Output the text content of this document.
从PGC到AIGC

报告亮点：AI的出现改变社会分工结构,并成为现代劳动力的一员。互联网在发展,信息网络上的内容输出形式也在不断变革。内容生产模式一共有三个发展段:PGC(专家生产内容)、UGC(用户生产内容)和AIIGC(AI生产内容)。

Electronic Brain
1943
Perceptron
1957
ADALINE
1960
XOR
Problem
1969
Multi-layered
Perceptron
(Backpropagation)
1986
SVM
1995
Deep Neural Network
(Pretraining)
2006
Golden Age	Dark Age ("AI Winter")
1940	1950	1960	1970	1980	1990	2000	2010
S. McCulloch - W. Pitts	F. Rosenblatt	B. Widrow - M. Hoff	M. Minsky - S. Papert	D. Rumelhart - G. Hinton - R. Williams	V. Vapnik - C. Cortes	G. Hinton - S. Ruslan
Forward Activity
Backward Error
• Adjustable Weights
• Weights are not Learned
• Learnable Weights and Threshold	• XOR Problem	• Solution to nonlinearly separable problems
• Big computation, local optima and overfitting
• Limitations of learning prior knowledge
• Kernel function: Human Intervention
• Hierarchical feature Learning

● DESCRIPTION OF THE TASK: Make an exact copy of the material above.

● TASK SOLUTION:
Output the text content of this document.
从PGC到AIGC

报告亮点：AI的出现改变社会分工结构,并成为现代劳动力的一员。互联网在发展,信息网络上的内容输出形式也在不断变革。内容生产模式一共有三个发展段:PGC(专家生产内容)、UGC(用户生产内容)和AIIGC(AI生产内容)。

Electronic Brain
1943
Perceptron
1957
ADALINE
1960
XOR
Problem
1969
Multi-layered
Perceptron
(Backpropagation)
1986
SVM
1995
Deep Neural Network
(Pretraining)
2006
Golden Age	Dark Age ("AI Winter")
1940	1950	1960	1970	1980	1990	2000	2010
S. McCulloch - W. Pitts	F. Rosenblatt	B. Widrow - M. Hoff	M. Minsky - S. Papert	D. Rumelhart - G. Hinton - R. Williams	V. Vapnik - C. Cortes	G. Hinton - S. Ruslan
Forward Activity
Backward Error
• Adjustable Weights
• Weights are not Learned
• Learnable Weights and Threshold	• XOR Problem	• Solution to nonlinearly separable problems
• Big computation, local optima and overfitting
• Limitations of learning prior knowledge
• Kernel function: Human Intervention
• Hierarchical feature Learning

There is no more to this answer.